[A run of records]
───

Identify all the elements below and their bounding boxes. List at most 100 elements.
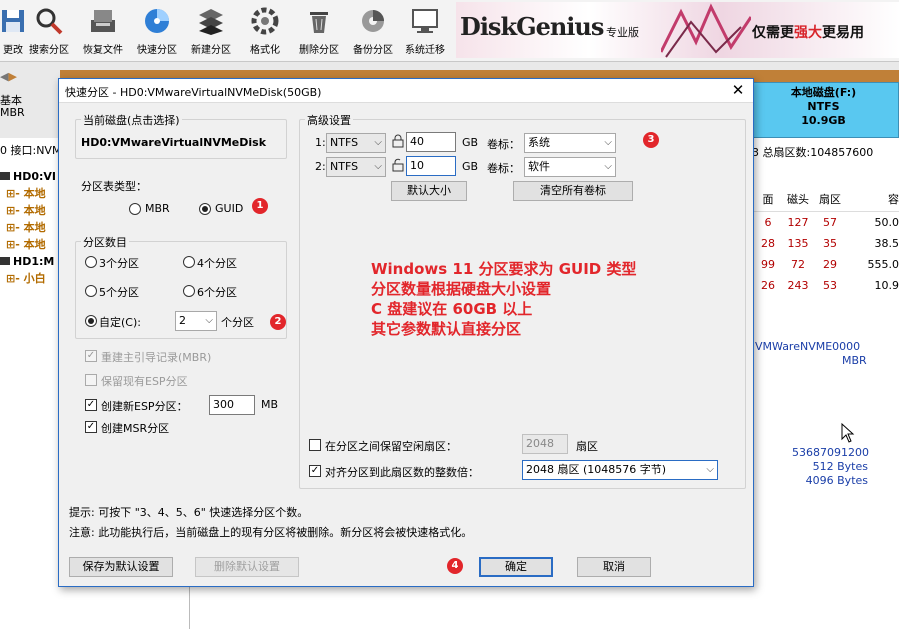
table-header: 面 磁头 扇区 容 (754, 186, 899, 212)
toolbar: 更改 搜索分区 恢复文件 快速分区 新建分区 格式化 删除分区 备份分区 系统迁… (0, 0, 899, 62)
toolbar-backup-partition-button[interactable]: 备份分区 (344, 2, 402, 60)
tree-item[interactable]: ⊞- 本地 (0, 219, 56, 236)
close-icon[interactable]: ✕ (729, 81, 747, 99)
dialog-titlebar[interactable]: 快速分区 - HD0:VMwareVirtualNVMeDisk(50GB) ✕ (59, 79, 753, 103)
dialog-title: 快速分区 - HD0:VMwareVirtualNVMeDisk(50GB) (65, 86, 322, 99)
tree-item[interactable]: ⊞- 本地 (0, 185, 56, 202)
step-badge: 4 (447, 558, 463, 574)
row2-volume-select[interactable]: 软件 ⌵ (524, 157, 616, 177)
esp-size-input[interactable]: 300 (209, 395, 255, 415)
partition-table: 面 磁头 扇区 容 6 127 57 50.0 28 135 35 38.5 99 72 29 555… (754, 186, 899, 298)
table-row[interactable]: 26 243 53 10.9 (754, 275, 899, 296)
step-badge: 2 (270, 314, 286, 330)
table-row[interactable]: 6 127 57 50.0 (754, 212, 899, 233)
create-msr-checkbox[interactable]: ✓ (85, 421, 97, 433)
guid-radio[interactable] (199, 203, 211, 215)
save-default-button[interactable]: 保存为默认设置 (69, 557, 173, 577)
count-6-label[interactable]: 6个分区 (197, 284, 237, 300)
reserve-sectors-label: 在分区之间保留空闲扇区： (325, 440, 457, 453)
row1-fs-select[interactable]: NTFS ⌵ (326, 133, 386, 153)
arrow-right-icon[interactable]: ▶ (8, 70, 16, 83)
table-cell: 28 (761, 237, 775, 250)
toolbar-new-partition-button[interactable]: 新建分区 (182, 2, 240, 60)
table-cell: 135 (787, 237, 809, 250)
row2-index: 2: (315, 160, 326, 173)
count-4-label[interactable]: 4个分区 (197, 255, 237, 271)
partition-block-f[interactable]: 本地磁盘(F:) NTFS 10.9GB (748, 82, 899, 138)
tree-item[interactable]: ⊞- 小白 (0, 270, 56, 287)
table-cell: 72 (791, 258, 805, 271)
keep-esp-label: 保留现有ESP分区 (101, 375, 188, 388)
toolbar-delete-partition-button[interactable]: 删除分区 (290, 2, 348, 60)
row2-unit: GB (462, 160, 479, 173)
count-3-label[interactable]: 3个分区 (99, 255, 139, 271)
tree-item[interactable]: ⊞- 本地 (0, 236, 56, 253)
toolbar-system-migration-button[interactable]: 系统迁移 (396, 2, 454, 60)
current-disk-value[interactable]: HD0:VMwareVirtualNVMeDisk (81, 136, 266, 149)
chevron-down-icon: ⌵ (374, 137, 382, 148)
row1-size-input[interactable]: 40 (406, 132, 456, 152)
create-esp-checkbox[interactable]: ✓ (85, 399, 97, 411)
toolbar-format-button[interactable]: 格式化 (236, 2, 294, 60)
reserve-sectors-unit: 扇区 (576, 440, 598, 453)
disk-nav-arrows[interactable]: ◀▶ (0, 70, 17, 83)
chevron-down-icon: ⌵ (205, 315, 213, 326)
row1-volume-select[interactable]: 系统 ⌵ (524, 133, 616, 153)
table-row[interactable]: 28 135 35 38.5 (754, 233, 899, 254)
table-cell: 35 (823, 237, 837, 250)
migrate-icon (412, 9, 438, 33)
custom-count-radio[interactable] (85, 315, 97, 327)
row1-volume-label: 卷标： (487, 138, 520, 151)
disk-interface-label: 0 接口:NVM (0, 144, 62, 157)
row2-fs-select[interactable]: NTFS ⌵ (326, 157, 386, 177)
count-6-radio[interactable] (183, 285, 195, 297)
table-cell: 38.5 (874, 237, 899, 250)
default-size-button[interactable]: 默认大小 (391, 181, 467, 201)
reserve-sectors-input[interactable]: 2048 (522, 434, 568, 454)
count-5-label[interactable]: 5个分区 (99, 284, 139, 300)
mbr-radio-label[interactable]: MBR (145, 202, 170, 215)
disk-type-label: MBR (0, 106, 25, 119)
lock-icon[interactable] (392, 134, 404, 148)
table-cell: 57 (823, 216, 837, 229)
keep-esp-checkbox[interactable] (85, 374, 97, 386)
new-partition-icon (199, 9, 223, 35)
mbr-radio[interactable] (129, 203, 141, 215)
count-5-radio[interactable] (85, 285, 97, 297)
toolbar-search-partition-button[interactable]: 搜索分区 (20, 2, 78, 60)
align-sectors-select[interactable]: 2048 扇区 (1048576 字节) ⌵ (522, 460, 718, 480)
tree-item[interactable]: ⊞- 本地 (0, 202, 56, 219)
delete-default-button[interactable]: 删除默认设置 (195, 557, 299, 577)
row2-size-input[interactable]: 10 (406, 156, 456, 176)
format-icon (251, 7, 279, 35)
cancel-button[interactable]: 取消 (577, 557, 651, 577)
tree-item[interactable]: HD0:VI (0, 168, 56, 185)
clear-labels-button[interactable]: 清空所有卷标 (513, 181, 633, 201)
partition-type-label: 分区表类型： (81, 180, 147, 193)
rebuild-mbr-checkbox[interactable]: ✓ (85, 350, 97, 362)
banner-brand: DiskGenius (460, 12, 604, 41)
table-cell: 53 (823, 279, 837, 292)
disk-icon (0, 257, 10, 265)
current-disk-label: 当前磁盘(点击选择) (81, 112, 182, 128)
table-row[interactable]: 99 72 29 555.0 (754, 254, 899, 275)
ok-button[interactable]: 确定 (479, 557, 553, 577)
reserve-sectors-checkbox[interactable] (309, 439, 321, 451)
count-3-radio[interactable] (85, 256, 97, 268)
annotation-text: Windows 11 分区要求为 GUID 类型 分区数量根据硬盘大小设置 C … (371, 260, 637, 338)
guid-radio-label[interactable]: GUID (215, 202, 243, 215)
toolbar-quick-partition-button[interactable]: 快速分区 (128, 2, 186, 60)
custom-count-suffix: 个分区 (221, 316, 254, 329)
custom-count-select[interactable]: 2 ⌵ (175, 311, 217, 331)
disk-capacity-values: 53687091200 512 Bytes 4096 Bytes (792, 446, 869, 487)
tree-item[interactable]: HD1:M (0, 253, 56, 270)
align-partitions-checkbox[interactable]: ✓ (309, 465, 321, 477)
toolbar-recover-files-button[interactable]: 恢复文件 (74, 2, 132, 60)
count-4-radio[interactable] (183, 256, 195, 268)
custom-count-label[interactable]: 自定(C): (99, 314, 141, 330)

───

> **Written request**:
Reproduce the whole listing above verbatim, omitting the picture.

> **Exercise output**:
Identify all the elements below and their bounding boxes. List at most 100 elements.
table-header: 面 磁头 扇区 容 (754, 186, 899, 212)
toolbar: 更改 搜索分区 恢复文件 快速分区 新建分区 格式化 删除分区 备份分区 系统迁… (0, 0, 899, 62)
toolbar-backup-partition-button[interactable]: 备份分区 (344, 2, 402, 60)
tree-item[interactable]: ⊞- 本地 (0, 219, 56, 236)
close-icon[interactable]: ✕ (729, 81, 747, 99)
dialog-titlebar[interactable]: 快速分区 - HD0:VMwareVirtualNVMeDisk(50GB) ✕ (59, 79, 753, 103)
dialog-title: 快速分区 - HD0:VMwareVirtualNVMeDisk(50GB) (65, 86, 322, 99)
tree-item[interactable]: ⊞- 本地 (0, 185, 56, 202)
step-badge: 4 (447, 558, 463, 574)
row2-volume-select[interactable]: 软件 ⌵ (524, 157, 616, 177)
esp-size-input[interactable]: 300 (209, 395, 255, 415)
partition-table: 面 磁头 扇区 容 6 127 57 50.0 28 135 35 38.5 99 72 29 555… (754, 186, 899, 298)
table-row[interactable]: 26 243 53 10.9 (754, 275, 899, 296)
step-badge: 2 (270, 314, 286, 330)
table-row[interactable]: 6 127 57 50.0 (754, 212, 899, 233)
create-msr-checkbox[interactable]: ✓ (85, 421, 97, 433)
guid-radio[interactable] (199, 203, 211, 215)
save-default-button[interactable]: 保存为默认设置 (69, 557, 173, 577)
count-6-label[interactable]: 6个分区 (197, 284, 237, 300)
reserve-sectors-label: 在分区之间保留空闲扇区： (325, 440, 457, 453)
row1-fs-select[interactable]: NTFS ⌵ (326, 133, 386, 153)
arrow-right-icon[interactable]: ▶ (8, 70, 16, 83)
table-cell: 28 (761, 237, 775, 250)
toolbar-new-partition-button[interactable]: 新建分区 (182, 2, 240, 60)
table-cell: 135 (787, 237, 809, 250)
row2-index: 2: (315, 160, 326, 173)
count-4-label[interactable]: 4个分区 (197, 255, 237, 271)
partition-block-f[interactable]: 本地磁盘(F:) NTFS 10.9GB (748, 82, 899, 138)
tree-item[interactable]: ⊞- 小白 (0, 270, 56, 287)
table-cell: 72 (791, 258, 805, 271)
keep-esp-label: 保留现有ESP分区 (101, 375, 188, 388)
toolbar-delete-partition-button[interactable]: 删除分区 (290, 2, 348, 60)
row2-unit: GB (462, 160, 479, 173)
count-3-label[interactable]: 3个分区 (99, 255, 139, 271)
tree-item[interactable]: ⊞- 本地 (0, 236, 56, 253)
toolbar-system-migration-button[interactable]: 系统迁移 (396, 2, 454, 60)
current-disk-value[interactable]: HD0:VMwareVirtualNVMeDisk (81, 136, 266, 149)
chevron-down-icon: ⌵ (374, 137, 382, 148)
row1-size-input[interactable]: 40 (406, 132, 456, 152)
create-esp-checkbox[interactable]: ✓ (85, 399, 97, 411)
toolbar-format-button[interactable]: 格式化 (236, 2, 294, 60)
reserve-sectors-unit: 扇区 (576, 440, 598, 453)
disk-nav-arrows[interactable]: ◀▶ (0, 70, 17, 83)
chevron-down-icon: ⌵ (205, 315, 213, 326)
row1-volume-select[interactable]: 系统 ⌵ (524, 133, 616, 153)
table-row[interactable]: 28 135 35 38.5 (754, 233, 899, 254)
table-cell: 35 (823, 237, 837, 250)
migrate-icon (412, 9, 438, 33)
custom-count-radio[interactable] (85, 315, 97, 327)
row1-volume-label: 卷标： (487, 138, 520, 151)
disk-interface-label: 0 接口:NVM (0, 144, 62, 157)
row2-fs-select[interactable]: NTFS ⌵ (326, 157, 386, 177)
count-6-radio[interactable] (183, 285, 195, 297)
table-cell: 38.5 (874, 237, 899, 250)
default-size-button[interactable]: 默认大小 (391, 181, 467, 201)
reserve-sectors-input[interactable]: 2048 (522, 434, 568, 454)
count-5-label[interactable]: 5个分区 (99, 284, 139, 300)
mbr-radio-label[interactable]: MBR (145, 202, 170, 215)
disk-type-label: MBR (0, 106, 25, 119)
lock-icon[interactable] (392, 134, 404, 148)
table-cell: 57 (823, 216, 837, 229)
keep-esp-checkbox[interactable] (85, 374, 97, 386)
new-partition-icon (199, 9, 223, 35)
mbr-radio[interactable] (129, 203, 141, 215)
count-5-radio[interactable] (85, 285, 97, 297)
toolbar-search-partition-button[interactable]: 搜索分区 (20, 2, 78, 60)
align-sectors-select[interactable]: 2048 扇区 (1048576 字节) ⌵ (522, 460, 718, 480)
tree-item[interactable]: ⊞- 本地 (0, 202, 56, 219)
delete-default-button[interactable]: 删除默认设置 (195, 557, 299, 577)
row2-size-input[interactable]: 10 (406, 156, 456, 176)
format-icon (251, 7, 279, 35)
cancel-button[interactable]: 取消 (577, 557, 651, 577)
tree-item[interactable]: HD0:VI (0, 168, 56, 185)
clear-labels-button[interactable]: 清空所有卷标 (513, 181, 633, 201)
partition-type-label: 分区表类型： (81, 180, 147, 193)
rebuild-mbr-checkbox[interactable]: ✓ (85, 350, 97, 362)
banner-brand: DiskGenius (460, 12, 604, 41)
table-cell: 53 (823, 279, 837, 292)
disk-icon (0, 257, 10, 265)
current-disk-label: 当前磁盘(点击选择) (81, 112, 182, 128)
table-row[interactable]: 99 72 29 555.0 (754, 254, 899, 275)
ok-button[interactable]: 确定 (479, 557, 553, 577)
reserve-sectors-checkbox[interactable] (309, 439, 321, 451)
count-3-radio[interactable] (85, 256, 97, 268)
annotation-text: Windows 11 分区要求为 GUID 类型 分区数量根据硬盘大小设置 C … (371, 260, 637, 338)
guid-radio-label[interactable]: GUID (215, 202, 243, 215)
toolbar-quick-partition-button[interactable]: 快速分区 (128, 2, 186, 60)
custom-count-suffix: 个分区 (221, 316, 254, 329)
custom-count-select[interactable]: 2 ⌵ (175, 311, 217, 331)
disk-capacity-values: 53687091200 512 Bytes 4096 Bytes (792, 446, 869, 487)
tree-item[interactable]: HD1:M (0, 253, 56, 270)
align-partitions-checkbox[interactable]: ✓ (309, 465, 321, 477)
toolbar-recover-files-button[interactable]: 恢复文件 (74, 2, 132, 60)
count-4-radio[interactable] (183, 256, 195, 268)
custom-count-label[interactable]: 自定(C): (99, 314, 141, 330)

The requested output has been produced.